This exercise requires every record to be repeated exactly.

(Exercise materials)
=== Section Start ===
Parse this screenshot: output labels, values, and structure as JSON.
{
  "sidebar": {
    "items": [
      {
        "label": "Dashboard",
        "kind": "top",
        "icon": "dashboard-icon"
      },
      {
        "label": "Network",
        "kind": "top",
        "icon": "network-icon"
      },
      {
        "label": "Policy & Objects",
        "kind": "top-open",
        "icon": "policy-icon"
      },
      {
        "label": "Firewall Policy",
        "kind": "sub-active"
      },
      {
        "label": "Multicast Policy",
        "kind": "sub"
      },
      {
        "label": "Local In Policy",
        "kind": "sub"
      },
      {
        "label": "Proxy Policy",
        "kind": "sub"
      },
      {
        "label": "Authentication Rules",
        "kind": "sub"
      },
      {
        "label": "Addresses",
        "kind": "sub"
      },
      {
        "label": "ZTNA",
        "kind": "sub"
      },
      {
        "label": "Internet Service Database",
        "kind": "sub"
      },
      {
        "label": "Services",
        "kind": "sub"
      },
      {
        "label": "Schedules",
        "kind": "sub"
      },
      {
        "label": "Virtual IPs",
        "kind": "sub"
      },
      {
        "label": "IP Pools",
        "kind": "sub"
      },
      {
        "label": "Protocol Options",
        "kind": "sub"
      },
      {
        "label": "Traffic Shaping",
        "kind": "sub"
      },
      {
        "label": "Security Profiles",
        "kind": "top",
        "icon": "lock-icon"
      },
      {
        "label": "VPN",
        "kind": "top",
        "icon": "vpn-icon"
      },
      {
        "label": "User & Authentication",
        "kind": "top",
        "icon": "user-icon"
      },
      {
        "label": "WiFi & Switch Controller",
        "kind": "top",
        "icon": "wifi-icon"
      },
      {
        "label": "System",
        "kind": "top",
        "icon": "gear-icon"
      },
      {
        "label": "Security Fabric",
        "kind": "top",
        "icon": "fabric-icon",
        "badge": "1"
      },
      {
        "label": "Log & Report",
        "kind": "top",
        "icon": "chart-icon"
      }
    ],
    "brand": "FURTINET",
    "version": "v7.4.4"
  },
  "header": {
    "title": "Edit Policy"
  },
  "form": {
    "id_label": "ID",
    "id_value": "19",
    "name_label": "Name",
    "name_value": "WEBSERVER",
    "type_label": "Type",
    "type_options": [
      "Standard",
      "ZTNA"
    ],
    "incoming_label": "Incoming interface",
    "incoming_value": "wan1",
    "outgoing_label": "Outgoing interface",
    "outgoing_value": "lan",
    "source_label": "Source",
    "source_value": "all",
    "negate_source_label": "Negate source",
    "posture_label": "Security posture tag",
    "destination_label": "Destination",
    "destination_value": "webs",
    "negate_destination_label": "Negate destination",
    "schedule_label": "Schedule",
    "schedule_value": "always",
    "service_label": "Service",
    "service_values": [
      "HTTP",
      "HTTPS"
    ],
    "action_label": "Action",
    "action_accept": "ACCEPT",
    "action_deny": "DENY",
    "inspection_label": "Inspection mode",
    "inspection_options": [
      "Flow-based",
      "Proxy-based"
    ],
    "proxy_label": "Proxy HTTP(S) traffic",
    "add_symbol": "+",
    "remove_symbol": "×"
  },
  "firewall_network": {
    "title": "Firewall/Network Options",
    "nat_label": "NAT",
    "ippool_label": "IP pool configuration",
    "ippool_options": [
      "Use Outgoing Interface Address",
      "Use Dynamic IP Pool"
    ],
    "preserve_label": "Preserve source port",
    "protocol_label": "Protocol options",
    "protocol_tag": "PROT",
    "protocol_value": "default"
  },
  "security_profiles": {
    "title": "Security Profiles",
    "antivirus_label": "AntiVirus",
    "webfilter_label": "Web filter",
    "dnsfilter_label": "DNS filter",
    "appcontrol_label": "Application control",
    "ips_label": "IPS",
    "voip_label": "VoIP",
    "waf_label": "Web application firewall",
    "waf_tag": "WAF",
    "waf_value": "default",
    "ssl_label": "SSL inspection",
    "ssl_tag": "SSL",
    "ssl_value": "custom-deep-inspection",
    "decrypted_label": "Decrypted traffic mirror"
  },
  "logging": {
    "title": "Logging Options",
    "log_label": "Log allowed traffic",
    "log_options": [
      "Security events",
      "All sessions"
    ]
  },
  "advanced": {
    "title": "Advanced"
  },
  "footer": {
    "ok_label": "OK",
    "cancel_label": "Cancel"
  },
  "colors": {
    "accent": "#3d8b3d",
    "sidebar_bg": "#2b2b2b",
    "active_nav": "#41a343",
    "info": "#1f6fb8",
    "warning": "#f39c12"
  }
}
=== Section End ===
(Your response)
Parse this screenshot: output labels, values, and structure as JSON.
{
  "sidebar": {
    "items": [
      {
        "label": "Dashboard",
        "kind": "top",
        "icon": "dashboard-icon"
      },
      {
        "label": "Network",
        "kind": "top",
        "icon": "network-icon"
      },
      {
        "label": "Policy & Objects",
        "kind": "top-open",
        "icon": "policy-icon"
      },
      {
        "label": "Firewall Policy",
        "kind": "sub-active"
      },
      {
        "label": "Multicast Policy",
        "kind": "sub"
      },
      {
        "label": "Local In Policy",
        "kind": "sub"
      },
      {
        "label": "Proxy Policy",
        "kind": "sub"
      },
      {
        "label": "Authentication Rules",
        "kind": "sub"
      },
      {
        "label": "Addresses",
        "kind": "sub"
      },
      {
        "label": "ZTNA",
        "kind": "sub"
      },
      {
        "label": "Internet Service Database",
        "kind": "sub"
      },
      {
        "label": "Services",
        "kind": "sub"
      },
      {
        "label": "Schedules",
        "kind": "sub"
      },
      {
        "label": "Virtual IPs",
        "kind": "sub"
      },
      {
        "label": "IP Pools",
        "kind": "sub"
      },
      {
        "label": "Protocol Options",
        "kind": "sub"
      },
      {
        "label": "Traffic Shaping",
        "kind": "sub"
      },
      {
        "label": "Security Profiles",
        "kind": "top",
        "icon": "lock-icon"
      },
      {
        "label": "VPN",
        "kind": "top",
        "icon": "vpn-icon"
      },
      {
        "label": "User & Authentication",
        "kind": "top",
        "icon": "user-icon"
      },
      {
        "label": "WiFi & Switch Controller",
        "kind": "top",
        "icon": "wifi-icon"
      },
      {
        "label": "System",
        "kind": "top",
        "icon": "gear-icon"
      },
      {
        "label": "Security Fabric",
        "kind": "top",
        "icon": "fabric-icon",
        "badge": "1"
      },
      {
        "label": "Log & Report",
        "kind": "top",
        "icon": "chart-icon"
      }
    ],
    "brand": "FURTINET",
    "version": "v7.4.4"
  },
  "header": {
    "title": "Edit Policy"
  },
  "form": {
    "id_label": "ID",
    "id_value": "19",
    "name_label": "Name",
    "name_value": "WEBSERVER",
    "type_label": "Type",
    "type_options": [
      "Standard",
      "ZTNA"
    ],
    "incoming_label": "Incoming interface",
    "incoming_value": "wan1",
    "outgoing_label": "Outgoing interface",
    "outgoing_value": "lan",
    "source_label": "Source",
    "source_value": "all",
    "negate_source_label": "Negate source",
    "posture_label": "Security posture tag",
    "destination_label": "Destination",
    "destination_value": "webs",
    "negate_destination_label": "Negate destination",
    "schedule_label": "Schedule",
    "schedule_value": "always",
    "service_label": "Service",
    "service_values": [
      "HTTP",
      "HTTPS"
    ],
    "action_label": "Action",
    "action_accept": "ACCEPT",
    "action_deny": "DENY",
    "inspection_label": "Inspection mode",
    "inspection_options": [
      "Flow-based",
      "Proxy-based"
    ],
    "proxy_label": "Proxy HTTP(S) traffic",
    "add_symbol": "+",
    "remove_symbol": "×"
  },
  "firewall_network": {
    "title": "Firewall/Network Options",
    "nat_label": "NAT",
    "ippool_label": "IP pool configuration",
    "ippool_options": [
      "Use Outgoing Interface Address",
      "Use Dynamic IP Pool"
    ],
    "preserve_label": "Preserve source port",
    "protocol_label": "Protocol options",
    "protocol_tag": "PROT",
    "protocol_value": "default"
  },
  "security_profiles": {
    "title": "Security Profiles",
    "antivirus_label": "AntiVirus",
    "webfilter_label": "Web filter",
    "dnsfilter_label": "DNS filter",
    "appcontrol_label": "Application control",
    "ips_label": "IPS",
    "voip_label": "VoIP",
    "waf_label": "Web application firewall",
    "waf_tag": "WAF",
    "waf_value": "default",
    "ssl_label": "SSL inspection",
    "ssl_tag": "SSL",
    "ssl_value": "custom-deep-inspection",
    "decrypted_label": "Decrypted traffic mirror"
  },
  "logging": {
    "title": "Logging Options",
    "log_label": "Log allowed traffic",
    "log_options": [
      "Security events",
      "All sessions"
    ]
  },
  "advanced": {
    "title": "Advanced"
  },
  "footer": {
    "ok_label": "OK",
    "cancel_label": "Cancel"
  },
  "colors": {
    "accent": "#3d8b3d",
    "sidebar_bg": "#2b2b2b",
    "active_nav": "#41a343",
    "info": "#1f6fb8",
    "warning": "#f39c12"
  }
}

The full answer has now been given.